— begin Record set —
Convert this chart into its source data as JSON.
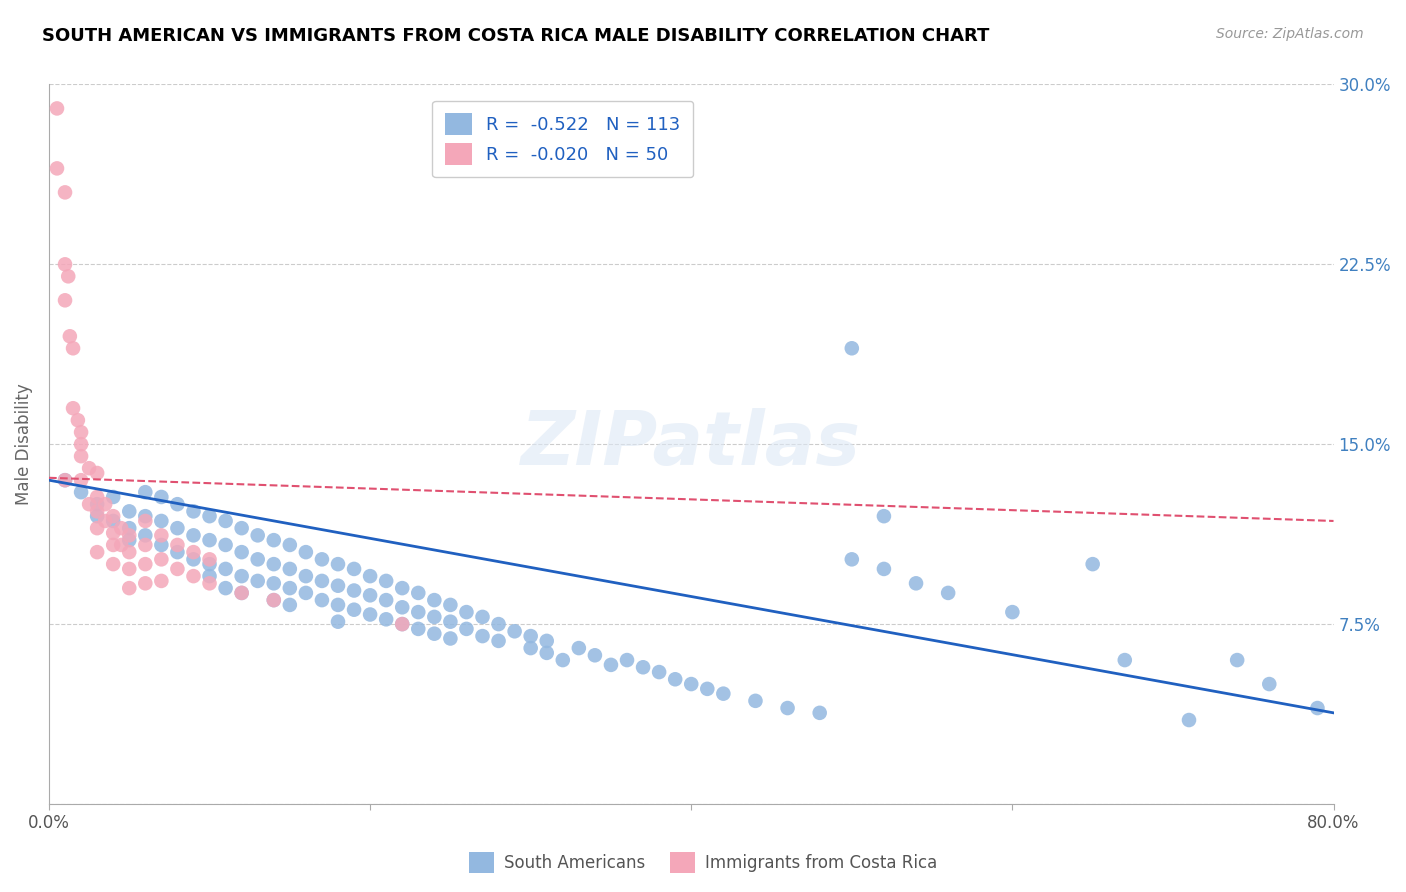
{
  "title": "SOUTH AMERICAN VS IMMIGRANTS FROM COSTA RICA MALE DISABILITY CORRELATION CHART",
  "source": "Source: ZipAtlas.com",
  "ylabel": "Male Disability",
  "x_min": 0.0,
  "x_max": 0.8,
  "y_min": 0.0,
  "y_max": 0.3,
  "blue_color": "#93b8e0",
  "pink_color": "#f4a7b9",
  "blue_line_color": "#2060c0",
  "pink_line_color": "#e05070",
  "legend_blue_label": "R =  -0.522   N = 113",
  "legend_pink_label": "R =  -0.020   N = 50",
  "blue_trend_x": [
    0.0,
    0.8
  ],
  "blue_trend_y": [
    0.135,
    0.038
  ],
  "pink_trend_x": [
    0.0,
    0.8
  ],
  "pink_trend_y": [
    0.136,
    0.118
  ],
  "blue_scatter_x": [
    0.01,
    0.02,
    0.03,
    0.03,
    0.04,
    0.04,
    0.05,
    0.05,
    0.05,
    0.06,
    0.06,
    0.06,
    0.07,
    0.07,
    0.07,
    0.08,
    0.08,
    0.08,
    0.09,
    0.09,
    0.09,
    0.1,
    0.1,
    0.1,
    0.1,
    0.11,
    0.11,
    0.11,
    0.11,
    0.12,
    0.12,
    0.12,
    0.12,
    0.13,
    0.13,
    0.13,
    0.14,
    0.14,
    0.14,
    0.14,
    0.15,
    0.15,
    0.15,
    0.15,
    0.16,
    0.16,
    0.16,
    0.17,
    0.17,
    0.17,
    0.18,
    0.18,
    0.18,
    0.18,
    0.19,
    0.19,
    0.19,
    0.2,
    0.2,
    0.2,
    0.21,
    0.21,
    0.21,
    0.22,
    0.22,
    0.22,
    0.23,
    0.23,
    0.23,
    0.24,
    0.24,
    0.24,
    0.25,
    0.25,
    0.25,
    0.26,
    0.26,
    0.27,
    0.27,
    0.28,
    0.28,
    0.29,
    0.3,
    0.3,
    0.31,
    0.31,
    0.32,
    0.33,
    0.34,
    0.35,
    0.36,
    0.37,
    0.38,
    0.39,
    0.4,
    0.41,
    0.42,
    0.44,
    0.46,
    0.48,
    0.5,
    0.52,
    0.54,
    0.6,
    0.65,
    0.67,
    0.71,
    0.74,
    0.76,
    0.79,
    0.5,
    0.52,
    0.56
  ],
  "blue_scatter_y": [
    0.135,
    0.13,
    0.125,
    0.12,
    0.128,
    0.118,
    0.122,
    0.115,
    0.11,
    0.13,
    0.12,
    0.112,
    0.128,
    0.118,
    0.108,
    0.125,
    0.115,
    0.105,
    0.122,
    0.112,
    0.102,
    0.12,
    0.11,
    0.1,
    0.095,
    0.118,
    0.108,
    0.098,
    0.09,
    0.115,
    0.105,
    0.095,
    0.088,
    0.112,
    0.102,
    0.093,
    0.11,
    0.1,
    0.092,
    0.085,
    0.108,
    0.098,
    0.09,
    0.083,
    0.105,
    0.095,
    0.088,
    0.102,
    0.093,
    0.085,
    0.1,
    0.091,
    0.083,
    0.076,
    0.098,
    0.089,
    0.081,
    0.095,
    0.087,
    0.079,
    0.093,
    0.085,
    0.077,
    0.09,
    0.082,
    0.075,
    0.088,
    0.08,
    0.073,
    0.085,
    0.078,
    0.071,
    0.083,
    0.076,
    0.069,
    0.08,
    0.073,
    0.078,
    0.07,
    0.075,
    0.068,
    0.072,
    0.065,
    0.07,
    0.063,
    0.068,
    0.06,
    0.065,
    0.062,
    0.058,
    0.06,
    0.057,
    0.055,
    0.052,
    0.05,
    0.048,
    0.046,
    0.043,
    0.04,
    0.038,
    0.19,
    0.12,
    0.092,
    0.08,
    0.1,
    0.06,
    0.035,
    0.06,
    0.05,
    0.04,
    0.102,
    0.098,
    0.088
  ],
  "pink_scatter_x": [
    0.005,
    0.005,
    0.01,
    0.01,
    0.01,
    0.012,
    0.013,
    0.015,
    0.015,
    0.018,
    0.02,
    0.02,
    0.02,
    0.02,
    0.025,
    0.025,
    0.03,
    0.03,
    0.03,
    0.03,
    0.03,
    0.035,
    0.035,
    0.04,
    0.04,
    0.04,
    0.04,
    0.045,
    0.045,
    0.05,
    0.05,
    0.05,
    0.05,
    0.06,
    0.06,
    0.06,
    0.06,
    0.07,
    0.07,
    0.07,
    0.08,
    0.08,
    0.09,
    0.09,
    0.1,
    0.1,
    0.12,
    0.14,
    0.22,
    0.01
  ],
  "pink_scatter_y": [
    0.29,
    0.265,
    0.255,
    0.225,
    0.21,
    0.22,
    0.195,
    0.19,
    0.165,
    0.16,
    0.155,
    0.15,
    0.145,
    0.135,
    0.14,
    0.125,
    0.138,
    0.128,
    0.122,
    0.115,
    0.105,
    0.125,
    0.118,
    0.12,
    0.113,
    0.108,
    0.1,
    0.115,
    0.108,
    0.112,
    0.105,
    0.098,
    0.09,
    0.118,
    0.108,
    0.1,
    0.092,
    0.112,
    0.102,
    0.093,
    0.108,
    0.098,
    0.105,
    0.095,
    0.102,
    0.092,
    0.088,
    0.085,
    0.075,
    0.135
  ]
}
— end Record set —
#### Aim:
Quote all the records verbatim, dropping any pictures from your copy.

#### Written response:
Convert this chart into its source data as JSON.
{
  "title": "SOUTH AMERICAN VS IMMIGRANTS FROM COSTA RICA MALE DISABILITY CORRELATION CHART",
  "source": "Source: ZipAtlas.com",
  "ylabel": "Male Disability",
  "x_min": 0.0,
  "x_max": 0.8,
  "y_min": 0.0,
  "y_max": 0.3,
  "blue_color": "#93b8e0",
  "pink_color": "#f4a7b9",
  "blue_line_color": "#2060c0",
  "pink_line_color": "#e05070",
  "legend_blue_label": "R =  -0.522   N = 113",
  "legend_pink_label": "R =  -0.020   N = 50",
  "blue_trend_x": [
    0.0,
    0.8
  ],
  "blue_trend_y": [
    0.135,
    0.038
  ],
  "pink_trend_x": [
    0.0,
    0.8
  ],
  "pink_trend_y": [
    0.136,
    0.118
  ],
  "blue_scatter_x": [
    0.01,
    0.02,
    0.03,
    0.03,
    0.04,
    0.04,
    0.05,
    0.05,
    0.05,
    0.06,
    0.06,
    0.06,
    0.07,
    0.07,
    0.07,
    0.08,
    0.08,
    0.08,
    0.09,
    0.09,
    0.09,
    0.1,
    0.1,
    0.1,
    0.1,
    0.11,
    0.11,
    0.11,
    0.11,
    0.12,
    0.12,
    0.12,
    0.12,
    0.13,
    0.13,
    0.13,
    0.14,
    0.14,
    0.14,
    0.14,
    0.15,
    0.15,
    0.15,
    0.15,
    0.16,
    0.16,
    0.16,
    0.17,
    0.17,
    0.17,
    0.18,
    0.18,
    0.18,
    0.18,
    0.19,
    0.19,
    0.19,
    0.2,
    0.2,
    0.2,
    0.21,
    0.21,
    0.21,
    0.22,
    0.22,
    0.22,
    0.23,
    0.23,
    0.23,
    0.24,
    0.24,
    0.24,
    0.25,
    0.25,
    0.25,
    0.26,
    0.26,
    0.27,
    0.27,
    0.28,
    0.28,
    0.29,
    0.3,
    0.3,
    0.31,
    0.31,
    0.32,
    0.33,
    0.34,
    0.35,
    0.36,
    0.37,
    0.38,
    0.39,
    0.4,
    0.41,
    0.42,
    0.44,
    0.46,
    0.48,
    0.5,
    0.52,
    0.54,
    0.6,
    0.65,
    0.67,
    0.71,
    0.74,
    0.76,
    0.79,
    0.5,
    0.52,
    0.56
  ],
  "blue_scatter_y": [
    0.135,
    0.13,
    0.125,
    0.12,
    0.128,
    0.118,
    0.122,
    0.115,
    0.11,
    0.13,
    0.12,
    0.112,
    0.128,
    0.118,
    0.108,
    0.125,
    0.115,
    0.105,
    0.122,
    0.112,
    0.102,
    0.12,
    0.11,
    0.1,
    0.095,
    0.118,
    0.108,
    0.098,
    0.09,
    0.115,
    0.105,
    0.095,
    0.088,
    0.112,
    0.102,
    0.093,
    0.11,
    0.1,
    0.092,
    0.085,
    0.108,
    0.098,
    0.09,
    0.083,
    0.105,
    0.095,
    0.088,
    0.102,
    0.093,
    0.085,
    0.1,
    0.091,
    0.083,
    0.076,
    0.098,
    0.089,
    0.081,
    0.095,
    0.087,
    0.079,
    0.093,
    0.085,
    0.077,
    0.09,
    0.082,
    0.075,
    0.088,
    0.08,
    0.073,
    0.085,
    0.078,
    0.071,
    0.083,
    0.076,
    0.069,
    0.08,
    0.073,
    0.078,
    0.07,
    0.075,
    0.068,
    0.072,
    0.065,
    0.07,
    0.063,
    0.068,
    0.06,
    0.065,
    0.062,
    0.058,
    0.06,
    0.057,
    0.055,
    0.052,
    0.05,
    0.048,
    0.046,
    0.043,
    0.04,
    0.038,
    0.19,
    0.12,
    0.092,
    0.08,
    0.1,
    0.06,
    0.035,
    0.06,
    0.05,
    0.04,
    0.102,
    0.098,
    0.088
  ],
  "pink_scatter_x": [
    0.005,
    0.005,
    0.01,
    0.01,
    0.01,
    0.012,
    0.013,
    0.015,
    0.015,
    0.018,
    0.02,
    0.02,
    0.02,
    0.02,
    0.025,
    0.025,
    0.03,
    0.03,
    0.03,
    0.03,
    0.03,
    0.035,
    0.035,
    0.04,
    0.04,
    0.04,
    0.04,
    0.045,
    0.045,
    0.05,
    0.05,
    0.05,
    0.05,
    0.06,
    0.06,
    0.06,
    0.06,
    0.07,
    0.07,
    0.07,
    0.08,
    0.08,
    0.09,
    0.09,
    0.1,
    0.1,
    0.12,
    0.14,
    0.22,
    0.01
  ],
  "pink_scatter_y": [
    0.29,
    0.265,
    0.255,
    0.225,
    0.21,
    0.22,
    0.195,
    0.19,
    0.165,
    0.16,
    0.155,
    0.15,
    0.145,
    0.135,
    0.14,
    0.125,
    0.138,
    0.128,
    0.122,
    0.115,
    0.105,
    0.125,
    0.118,
    0.12,
    0.113,
    0.108,
    0.1,
    0.115,
    0.108,
    0.112,
    0.105,
    0.098,
    0.09,
    0.118,
    0.108,
    0.1,
    0.092,
    0.112,
    0.102,
    0.093,
    0.108,
    0.098,
    0.105,
    0.095,
    0.102,
    0.092,
    0.088,
    0.085,
    0.075,
    0.135
  ]
}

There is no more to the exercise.